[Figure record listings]
* * * *
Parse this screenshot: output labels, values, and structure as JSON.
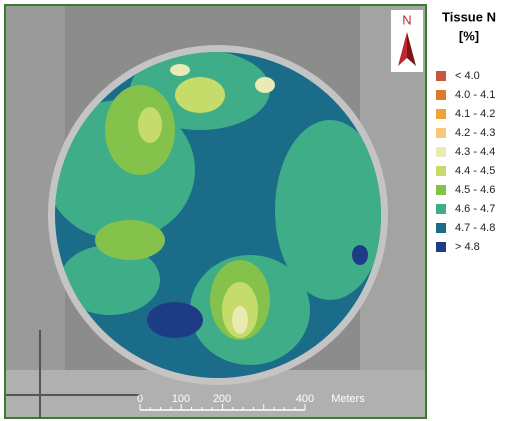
{
  "legend": {
    "title_lines": [
      "Tissue N",
      "[%]"
    ],
    "items": [
      {
        "label": "< 4.0",
        "color": "#c9553f"
      },
      {
        "label": "4.0 - 4.1",
        "color": "#e0782c"
      },
      {
        "label": "4.1 - 4.2",
        "color": "#f0a232"
      },
      {
        "label": "4.2 - 4.3",
        "color": "#f7c77c"
      },
      {
        "label": "4.3 - 4.4",
        "color": "#e9ebb3"
      },
      {
        "label": "4.4 - 4.5",
        "color": "#c5dc6a"
      },
      {
        "label": "4.5 - 4.6",
        "color": "#84c24c"
      },
      {
        "label": "4.6 - 4.7",
        "color": "#3fae88"
      },
      {
        "label": "4.7 - 4.8",
        "color": "#1a6c88"
      },
      {
        "label": "> 4.8",
        "color": "#1e3b86"
      }
    ]
  },
  "north_label": "N",
  "scale_bar": {
    "ticks": [
      "0",
      "100",
      "200",
      "400"
    ],
    "unit": "Meters"
  }
}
* * * *
_EXERCISE DIRECTIONS_
Give the data again exactly as written, with all pictures left out.

_RESULT_
Parse this screenshot: output labels, values, and structure as JSON.
{
  "legend": {
    "title_lines": [
      "Tissue N",
      "[%]"
    ],
    "items": [
      {
        "label": "< 4.0",
        "color": "#c9553f"
      },
      {
        "label": "4.0 - 4.1",
        "color": "#e0782c"
      },
      {
        "label": "4.1 - 4.2",
        "color": "#f0a232"
      },
      {
        "label": "4.2 - 4.3",
        "color": "#f7c77c"
      },
      {
        "label": "4.3 - 4.4",
        "color": "#e9ebb3"
      },
      {
        "label": "4.4 - 4.5",
        "color": "#c5dc6a"
      },
      {
        "label": "4.5 - 4.6",
        "color": "#84c24c"
      },
      {
        "label": "4.6 - 4.7",
        "color": "#3fae88"
      },
      {
        "label": "4.7 - 4.8",
        "color": "#1a6c88"
      },
      {
        "label": "> 4.8",
        "color": "#1e3b86"
      }
    ]
  },
  "north_label": "N",
  "scale_bar": {
    "ticks": [
      "0",
      "100",
      "200",
      "400"
    ],
    "unit": "Meters"
  }
}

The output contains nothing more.